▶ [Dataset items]
______
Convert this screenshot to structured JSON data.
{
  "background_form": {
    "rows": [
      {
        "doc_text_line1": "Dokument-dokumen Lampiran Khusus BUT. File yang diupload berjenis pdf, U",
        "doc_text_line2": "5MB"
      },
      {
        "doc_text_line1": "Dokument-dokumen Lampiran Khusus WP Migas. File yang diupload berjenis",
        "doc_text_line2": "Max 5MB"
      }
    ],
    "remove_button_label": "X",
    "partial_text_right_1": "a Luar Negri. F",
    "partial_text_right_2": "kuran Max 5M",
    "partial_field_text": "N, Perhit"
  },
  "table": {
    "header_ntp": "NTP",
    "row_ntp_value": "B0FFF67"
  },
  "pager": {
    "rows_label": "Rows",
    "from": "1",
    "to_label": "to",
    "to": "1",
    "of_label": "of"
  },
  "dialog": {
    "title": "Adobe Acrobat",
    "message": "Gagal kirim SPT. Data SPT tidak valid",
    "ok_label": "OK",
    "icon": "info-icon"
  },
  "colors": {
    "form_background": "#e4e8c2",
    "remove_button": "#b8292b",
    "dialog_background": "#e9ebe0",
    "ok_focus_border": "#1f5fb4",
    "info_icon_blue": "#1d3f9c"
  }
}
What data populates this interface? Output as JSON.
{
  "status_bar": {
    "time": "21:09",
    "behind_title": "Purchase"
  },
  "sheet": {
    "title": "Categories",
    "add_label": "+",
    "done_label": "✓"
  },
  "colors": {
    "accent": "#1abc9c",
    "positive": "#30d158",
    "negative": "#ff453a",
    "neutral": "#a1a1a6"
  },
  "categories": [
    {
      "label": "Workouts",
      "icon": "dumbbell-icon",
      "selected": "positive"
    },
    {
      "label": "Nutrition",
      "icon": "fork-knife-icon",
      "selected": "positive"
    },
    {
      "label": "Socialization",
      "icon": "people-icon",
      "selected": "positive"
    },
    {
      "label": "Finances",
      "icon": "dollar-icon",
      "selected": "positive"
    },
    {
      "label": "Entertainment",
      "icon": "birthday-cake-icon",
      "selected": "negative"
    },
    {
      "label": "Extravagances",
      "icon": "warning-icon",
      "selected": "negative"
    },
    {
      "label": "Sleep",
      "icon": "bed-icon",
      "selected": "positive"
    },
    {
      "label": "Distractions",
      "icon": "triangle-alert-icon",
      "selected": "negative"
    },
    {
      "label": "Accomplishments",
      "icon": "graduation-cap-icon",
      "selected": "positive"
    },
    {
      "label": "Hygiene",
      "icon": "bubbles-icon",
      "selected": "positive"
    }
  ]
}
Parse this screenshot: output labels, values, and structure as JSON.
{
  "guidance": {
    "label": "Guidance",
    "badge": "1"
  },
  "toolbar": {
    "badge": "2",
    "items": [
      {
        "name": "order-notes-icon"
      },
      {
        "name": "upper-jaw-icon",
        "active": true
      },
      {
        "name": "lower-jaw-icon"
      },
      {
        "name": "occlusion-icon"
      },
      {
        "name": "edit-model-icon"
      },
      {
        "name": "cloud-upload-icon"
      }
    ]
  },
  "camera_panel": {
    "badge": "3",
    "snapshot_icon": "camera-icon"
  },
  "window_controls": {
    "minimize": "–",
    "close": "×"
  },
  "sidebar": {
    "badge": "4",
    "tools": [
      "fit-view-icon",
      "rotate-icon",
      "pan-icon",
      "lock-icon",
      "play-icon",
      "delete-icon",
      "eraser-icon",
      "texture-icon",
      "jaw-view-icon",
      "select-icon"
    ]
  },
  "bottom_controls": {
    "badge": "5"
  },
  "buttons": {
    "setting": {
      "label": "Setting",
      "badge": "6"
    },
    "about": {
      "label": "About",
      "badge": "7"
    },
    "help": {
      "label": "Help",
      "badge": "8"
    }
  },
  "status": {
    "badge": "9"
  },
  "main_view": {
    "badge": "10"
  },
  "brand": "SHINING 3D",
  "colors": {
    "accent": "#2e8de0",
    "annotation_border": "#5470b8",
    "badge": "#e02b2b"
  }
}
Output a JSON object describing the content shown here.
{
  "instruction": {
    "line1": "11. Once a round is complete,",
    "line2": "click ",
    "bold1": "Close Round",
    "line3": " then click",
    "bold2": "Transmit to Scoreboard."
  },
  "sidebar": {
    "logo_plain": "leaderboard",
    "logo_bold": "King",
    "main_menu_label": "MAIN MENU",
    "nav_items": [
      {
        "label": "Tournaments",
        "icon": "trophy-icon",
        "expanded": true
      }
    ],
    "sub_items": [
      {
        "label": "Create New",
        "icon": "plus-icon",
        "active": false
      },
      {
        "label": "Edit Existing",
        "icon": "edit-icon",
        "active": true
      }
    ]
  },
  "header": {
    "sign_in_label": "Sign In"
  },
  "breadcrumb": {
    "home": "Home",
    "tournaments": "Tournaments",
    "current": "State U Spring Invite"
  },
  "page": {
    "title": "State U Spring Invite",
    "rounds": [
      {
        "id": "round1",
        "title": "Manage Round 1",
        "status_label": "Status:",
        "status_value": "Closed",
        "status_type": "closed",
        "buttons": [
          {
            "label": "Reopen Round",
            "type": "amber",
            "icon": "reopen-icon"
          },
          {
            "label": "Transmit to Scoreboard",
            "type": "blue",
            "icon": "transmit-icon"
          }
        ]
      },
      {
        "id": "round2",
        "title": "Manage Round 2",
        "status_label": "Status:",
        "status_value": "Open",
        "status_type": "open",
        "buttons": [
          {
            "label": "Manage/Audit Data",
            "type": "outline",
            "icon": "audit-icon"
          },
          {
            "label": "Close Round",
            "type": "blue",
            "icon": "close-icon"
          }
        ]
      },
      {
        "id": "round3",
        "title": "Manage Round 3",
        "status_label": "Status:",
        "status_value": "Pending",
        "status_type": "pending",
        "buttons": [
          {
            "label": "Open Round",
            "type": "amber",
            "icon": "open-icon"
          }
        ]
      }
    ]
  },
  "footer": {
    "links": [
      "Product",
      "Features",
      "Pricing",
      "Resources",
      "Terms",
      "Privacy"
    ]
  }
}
______
▶ [THE TASK] Repeat each entry word for word.

▶ [CORRECT ANSWER]
Convert this screenshot to structured JSON data.
{
  "background_form": {
    "rows": [
      {
        "doc_text_line1": "Dokument-dokumen Lampiran Khusus BUT. File yang diupload berjenis pdf, U",
        "doc_text_line2": "5MB"
      },
      {
        "doc_text_line1": "Dokument-dokumen Lampiran Khusus WP Migas. File yang diupload berjenis",
        "doc_text_line2": "Max 5MB"
      }
    ],
    "remove_button_label": "X",
    "partial_text_right_1": "a Luar Negri. F",
    "partial_text_right_2": "kuran Max 5M",
    "partial_field_text": "N, Perhit"
  },
  "table": {
    "header_ntp": "NTP",
    "row_ntp_value": "B0FFF67"
  },
  "pager": {
    "rows_label": "Rows",
    "from": "1",
    "to_label": "to",
    "to": "1",
    "of_label": "of"
  },
  "dialog": {
    "title": "Adobe Acrobat",
    "message": "Gagal kirim SPT. Data SPT tidak valid",
    "ok_label": "OK",
    "icon": "info-icon"
  },
  "colors": {
    "form_background": "#e4e8c2",
    "remove_button": "#b8292b",
    "dialog_background": "#e9ebe0",
    "ok_focus_border": "#1f5fb4",
    "info_icon_blue": "#1d3f9c"
  }
}
What data populates this interface? Output as JSON.
{
  "status_bar": {
    "time": "21:09",
    "behind_title": "Purchase"
  },
  "sheet": {
    "title": "Categories",
    "add_label": "+",
    "done_label": "✓"
  },
  "colors": {
    "accent": "#1abc9c",
    "positive": "#30d158",
    "negative": "#ff453a",
    "neutral": "#a1a1a6"
  },
  "categories": [
    {
      "label": "Workouts",
      "icon": "dumbbell-icon",
      "selected": "positive"
    },
    {
      "label": "Nutrition",
      "icon": "fork-knife-icon",
      "selected": "positive"
    },
    {
      "label": "Socialization",
      "icon": "people-icon",
      "selected": "positive"
    },
    {
      "label": "Finances",
      "icon": "dollar-icon",
      "selected": "positive"
    },
    {
      "label": "Entertainment",
      "icon": "birthday-cake-icon",
      "selected": "negative"
    },
    {
      "label": "Extravagances",
      "icon": "warning-icon",
      "selected": "negative"
    },
    {
      "label": "Sleep",
      "icon": "bed-icon",
      "selected": "positive"
    },
    {
      "label": "Distractions",
      "icon": "triangle-alert-icon",
      "selected": "negative"
    },
    {
      "label": "Accomplishments",
      "icon": "graduation-cap-icon",
      "selected": "positive"
    },
    {
      "label": "Hygiene",
      "icon": "bubbles-icon",
      "selected": "positive"
    }
  ]
}
Parse this screenshot: output labels, values, and structure as JSON.
{
  "guidance": {
    "label": "Guidance",
    "badge": "1"
  },
  "toolbar": {
    "badge": "2",
    "items": [
      {
        "name": "order-notes-icon"
      },
      {
        "name": "upper-jaw-icon",
        "active": true
      },
      {
        "name": "lower-jaw-icon"
      },
      {
        "name": "occlusion-icon"
      },
      {
        "name": "edit-model-icon"
      },
      {
        "name": "cloud-upload-icon"
      }
    ]
  },
  "camera_panel": {
    "badge": "3",
    "snapshot_icon": "camera-icon"
  },
  "window_controls": {
    "minimize": "–",
    "close": "×"
  },
  "sidebar": {
    "badge": "4",
    "tools": [
      "fit-view-icon",
      "rotate-icon",
      "pan-icon",
      "lock-icon",
      "play-icon",
      "delete-icon",
      "eraser-icon",
      "texture-icon",
      "jaw-view-icon",
      "select-icon"
    ]
  },
  "bottom_controls": {
    "badge": "5"
  },
  "buttons": {
    "setting": {
      "label": "Setting",
      "badge": "6"
    },
    "about": {
      "label": "About",
      "badge": "7"
    },
    "help": {
      "label": "Help",
      "badge": "8"
    }
  },
  "status": {
    "badge": "9"
  },
  "main_view": {
    "badge": "10"
  },
  "brand": "SHINING 3D",
  "colors": {
    "accent": "#2e8de0",
    "annotation_border": "#5470b8",
    "badge": "#e02b2b"
  }
}
Output a JSON object describing the content shown here.
{
  "instruction": {
    "line1": "11. Once a round is complete,",
    "line2": "click ",
    "bold1": "Close Round",
    "line3": " then click",
    "bold2": "Transmit to Scoreboard."
  },
  "sidebar": {
    "logo_plain": "leaderboard",
    "logo_bold": "King",
    "main_menu_label": "MAIN MENU",
    "nav_items": [
      {
        "label": "Tournaments",
        "icon": "trophy-icon",
        "expanded": true
      }
    ],
    "sub_items": [
      {
        "label": "Create New",
        "icon": "plus-icon",
        "active": false
      },
      {
        "label": "Edit Existing",
        "icon": "edit-icon",
        "active": true
      }
    ]
  },
  "header": {
    "sign_in_label": "Sign In"
  },
  "breadcrumb": {
    "home": "Home",
    "tournaments": "Tournaments",
    "current": "State U Spring Invite"
  },
  "page": {
    "title": "State U Spring Invite",
    "rounds": [
      {
        "id": "round1",
        "title": "Manage Round 1",
        "status_label": "Status:",
        "status_value": "Closed",
        "status_type": "closed",
        "buttons": [
          {
            "label": "Reopen Round",
            "type": "amber",
            "icon": "reopen-icon"
          },
          {
            "label": "Transmit to Scoreboard",
            "type": "blue",
            "icon": "transmit-icon"
          }
        ]
      },
      {
        "id": "round2",
        "title": "Manage Round 2",
        "status_label": "Status:",
        "status_value": "Open",
        "status_type": "open",
        "buttons": [
          {
            "label": "Manage/Audit Data",
            "type": "outline",
            "icon": "audit-icon"
          },
          {
            "label": "Close Round",
            "type": "blue",
            "icon": "close-icon"
          }
        ]
      },
      {
        "id": "round3",
        "title": "Manage Round 3",
        "status_label": "Status:",
        "status_value": "Pending",
        "status_type": "pending",
        "buttons": [
          {
            "label": "Open Round",
            "type": "amber",
            "icon": "open-icon"
          }
        ]
      }
    ]
  },
  "footer": {
    "links": [
      "Product",
      "Features",
      "Pricing",
      "Resources",
      "Terms",
      "Privacy"
    ]
  }
}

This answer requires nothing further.